- QUESTIONS TO ANSWER -
1 > Answer these questions about the answers page:
(a) Under which categories was the question posted?
(b) What does answer #1 tell the asker to do?
(c) In answer #2, whom does the writer say to call to learn the steps?
2 > Can you retype, word for word, the part of the answers page that opens with the words "2006-07-27 07:48:49 ·" and closes with "to control himself."?

2006-07-27 07:48:49 · 56 answers · asked by better_than_me 1 in Family & Relationships Marriage & Divorce

56 answers

Leave...and dont look back. Abuse is abuse if he has been in the military or not he needs to control himself.

2006-07-27 07:50:36 · answer #1 · answered by proffalken1975 4 · 1 0

Baby let me tell you. You can make him take counseling. You can file a protection order, and you have the choice to have him removed from you home, or a court order for counseling. This can be done. Just call your local court house. They will tell you the steps to be taken. He is not well right now. When my husband was in the military he killed people for a living. He didn't know who they were, and why he had to do it. He was told what to do it and he did it with no questions. The training they put those guys through is serious stuff. It's like they are being brain washed. When my husband came home the first time he attacked a man in a restaurant because he was being an a hole to the waitress. He beat him pretty badly. People not just a person had to pry him off the guy. Something in their mind clicks and they become this killing machine. Counseling and lots of it will help over time. It's not going to change over night.

- DATA UNDER STUDY -
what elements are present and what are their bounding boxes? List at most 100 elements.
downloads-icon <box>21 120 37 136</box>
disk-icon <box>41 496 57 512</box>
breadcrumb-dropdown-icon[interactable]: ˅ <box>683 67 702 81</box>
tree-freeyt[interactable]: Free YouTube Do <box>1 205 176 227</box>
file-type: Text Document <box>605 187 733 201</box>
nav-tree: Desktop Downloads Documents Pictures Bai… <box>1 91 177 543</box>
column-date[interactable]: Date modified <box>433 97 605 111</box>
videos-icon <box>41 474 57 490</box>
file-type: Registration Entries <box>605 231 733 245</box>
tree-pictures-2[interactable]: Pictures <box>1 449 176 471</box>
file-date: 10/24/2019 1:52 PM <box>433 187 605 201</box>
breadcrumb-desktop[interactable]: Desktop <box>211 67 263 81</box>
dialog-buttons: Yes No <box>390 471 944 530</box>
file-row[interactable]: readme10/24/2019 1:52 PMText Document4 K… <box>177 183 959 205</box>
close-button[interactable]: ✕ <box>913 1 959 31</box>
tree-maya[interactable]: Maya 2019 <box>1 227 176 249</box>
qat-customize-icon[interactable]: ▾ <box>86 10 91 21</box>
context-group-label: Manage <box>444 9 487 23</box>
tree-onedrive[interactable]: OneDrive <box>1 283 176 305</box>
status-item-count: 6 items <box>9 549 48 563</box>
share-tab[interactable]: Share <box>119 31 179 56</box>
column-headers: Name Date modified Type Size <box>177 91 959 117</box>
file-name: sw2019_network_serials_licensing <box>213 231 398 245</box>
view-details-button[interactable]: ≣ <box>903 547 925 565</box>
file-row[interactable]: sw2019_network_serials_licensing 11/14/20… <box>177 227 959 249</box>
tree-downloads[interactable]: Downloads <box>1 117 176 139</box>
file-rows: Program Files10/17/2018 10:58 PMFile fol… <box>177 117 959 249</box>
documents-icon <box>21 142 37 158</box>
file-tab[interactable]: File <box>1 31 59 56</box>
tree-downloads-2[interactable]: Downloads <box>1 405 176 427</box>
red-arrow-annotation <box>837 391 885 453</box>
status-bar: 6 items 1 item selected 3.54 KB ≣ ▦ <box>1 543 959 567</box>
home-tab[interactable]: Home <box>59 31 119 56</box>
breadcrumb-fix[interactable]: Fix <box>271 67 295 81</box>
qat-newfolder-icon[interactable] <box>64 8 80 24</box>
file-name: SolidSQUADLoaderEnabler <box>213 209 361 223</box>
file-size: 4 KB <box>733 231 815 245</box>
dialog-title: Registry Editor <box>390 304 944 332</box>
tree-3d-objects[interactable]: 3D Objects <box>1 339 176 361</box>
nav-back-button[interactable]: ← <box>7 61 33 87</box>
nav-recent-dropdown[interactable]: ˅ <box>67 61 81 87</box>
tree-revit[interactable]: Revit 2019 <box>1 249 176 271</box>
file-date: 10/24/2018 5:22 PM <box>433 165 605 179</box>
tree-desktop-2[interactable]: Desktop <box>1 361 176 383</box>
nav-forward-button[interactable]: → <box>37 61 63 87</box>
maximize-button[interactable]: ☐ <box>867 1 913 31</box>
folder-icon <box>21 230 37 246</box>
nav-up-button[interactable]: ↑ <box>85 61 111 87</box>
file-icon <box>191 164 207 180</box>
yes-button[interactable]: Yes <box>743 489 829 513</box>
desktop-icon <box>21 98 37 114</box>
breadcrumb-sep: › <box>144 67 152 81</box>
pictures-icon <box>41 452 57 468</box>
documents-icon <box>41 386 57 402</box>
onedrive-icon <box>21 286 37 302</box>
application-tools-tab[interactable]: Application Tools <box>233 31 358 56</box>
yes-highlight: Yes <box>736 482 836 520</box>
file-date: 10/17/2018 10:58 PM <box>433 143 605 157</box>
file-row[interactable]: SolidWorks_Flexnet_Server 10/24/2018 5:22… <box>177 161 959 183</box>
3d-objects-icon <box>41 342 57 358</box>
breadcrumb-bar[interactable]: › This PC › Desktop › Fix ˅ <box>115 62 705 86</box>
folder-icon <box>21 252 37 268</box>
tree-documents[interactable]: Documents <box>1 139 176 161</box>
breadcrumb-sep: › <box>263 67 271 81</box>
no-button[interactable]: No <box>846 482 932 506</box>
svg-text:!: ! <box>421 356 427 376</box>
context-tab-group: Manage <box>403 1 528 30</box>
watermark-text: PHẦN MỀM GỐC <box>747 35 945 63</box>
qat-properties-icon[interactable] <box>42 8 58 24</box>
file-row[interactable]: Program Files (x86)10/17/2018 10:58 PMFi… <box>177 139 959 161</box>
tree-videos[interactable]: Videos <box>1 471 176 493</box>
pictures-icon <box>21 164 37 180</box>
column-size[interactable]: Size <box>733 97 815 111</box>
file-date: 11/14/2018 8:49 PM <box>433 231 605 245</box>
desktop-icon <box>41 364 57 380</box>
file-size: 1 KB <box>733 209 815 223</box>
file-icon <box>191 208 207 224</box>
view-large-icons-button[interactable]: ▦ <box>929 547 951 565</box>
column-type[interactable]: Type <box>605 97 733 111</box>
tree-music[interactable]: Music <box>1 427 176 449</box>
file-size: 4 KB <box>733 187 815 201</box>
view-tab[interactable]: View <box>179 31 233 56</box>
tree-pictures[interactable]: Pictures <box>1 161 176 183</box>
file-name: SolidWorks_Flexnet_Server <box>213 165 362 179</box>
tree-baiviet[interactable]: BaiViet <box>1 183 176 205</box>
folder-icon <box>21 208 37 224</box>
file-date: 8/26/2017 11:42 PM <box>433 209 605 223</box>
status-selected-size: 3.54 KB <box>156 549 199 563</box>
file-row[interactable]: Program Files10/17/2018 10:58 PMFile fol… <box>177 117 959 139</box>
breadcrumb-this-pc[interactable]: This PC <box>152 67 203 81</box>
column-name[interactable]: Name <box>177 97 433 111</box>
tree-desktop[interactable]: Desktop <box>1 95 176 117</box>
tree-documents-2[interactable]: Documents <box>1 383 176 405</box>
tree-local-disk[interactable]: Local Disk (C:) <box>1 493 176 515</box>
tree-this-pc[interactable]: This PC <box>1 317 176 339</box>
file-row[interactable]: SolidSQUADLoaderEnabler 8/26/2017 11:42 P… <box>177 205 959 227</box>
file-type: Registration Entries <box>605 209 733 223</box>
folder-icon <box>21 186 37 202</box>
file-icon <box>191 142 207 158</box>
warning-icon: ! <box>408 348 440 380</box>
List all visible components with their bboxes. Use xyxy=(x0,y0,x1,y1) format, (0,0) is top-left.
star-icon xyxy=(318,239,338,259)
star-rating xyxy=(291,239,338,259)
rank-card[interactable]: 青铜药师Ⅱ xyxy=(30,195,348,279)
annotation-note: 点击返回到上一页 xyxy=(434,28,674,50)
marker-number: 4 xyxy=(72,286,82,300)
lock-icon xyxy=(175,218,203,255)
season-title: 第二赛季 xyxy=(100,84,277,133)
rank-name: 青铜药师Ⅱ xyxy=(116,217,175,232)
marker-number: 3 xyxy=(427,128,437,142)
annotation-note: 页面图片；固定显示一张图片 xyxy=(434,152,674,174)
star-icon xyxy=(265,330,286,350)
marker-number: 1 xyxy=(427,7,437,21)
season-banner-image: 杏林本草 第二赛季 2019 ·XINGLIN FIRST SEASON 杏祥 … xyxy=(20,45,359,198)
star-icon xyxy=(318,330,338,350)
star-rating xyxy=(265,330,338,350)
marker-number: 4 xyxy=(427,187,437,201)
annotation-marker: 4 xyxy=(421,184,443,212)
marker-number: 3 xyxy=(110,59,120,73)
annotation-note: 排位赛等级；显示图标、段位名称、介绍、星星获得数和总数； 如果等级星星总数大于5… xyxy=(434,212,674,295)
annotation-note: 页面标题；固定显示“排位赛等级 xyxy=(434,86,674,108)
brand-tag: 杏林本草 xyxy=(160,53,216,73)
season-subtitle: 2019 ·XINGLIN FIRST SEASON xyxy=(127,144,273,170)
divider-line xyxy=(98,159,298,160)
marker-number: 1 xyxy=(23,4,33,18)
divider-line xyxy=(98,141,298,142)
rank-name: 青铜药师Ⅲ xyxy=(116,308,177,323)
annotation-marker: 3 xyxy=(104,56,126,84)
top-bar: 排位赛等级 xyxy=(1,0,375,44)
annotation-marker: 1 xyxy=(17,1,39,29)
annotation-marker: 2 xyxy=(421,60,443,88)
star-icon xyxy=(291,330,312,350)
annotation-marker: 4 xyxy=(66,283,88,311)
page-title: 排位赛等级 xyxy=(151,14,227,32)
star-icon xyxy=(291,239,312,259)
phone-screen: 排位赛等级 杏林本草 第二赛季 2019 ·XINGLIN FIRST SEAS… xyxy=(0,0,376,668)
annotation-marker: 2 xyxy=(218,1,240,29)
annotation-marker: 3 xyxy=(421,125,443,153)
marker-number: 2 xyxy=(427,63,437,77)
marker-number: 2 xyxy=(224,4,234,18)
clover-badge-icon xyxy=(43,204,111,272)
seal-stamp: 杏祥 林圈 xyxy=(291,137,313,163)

- RESULTS OF THE EXERCISE -
1 >
(a) Family & Relationships, Marriage & Divorce
(b) Leave and don't look back.
(c) The local court house.

2 >
2006-07-27 07:48:49 · 56 answers · asked by better_than_me 1 in Family & Relationships Marriage & Divorce

56 answers

Leave...and dont look back. Abuse is abuse if he has been in the military or not he needs to control himself.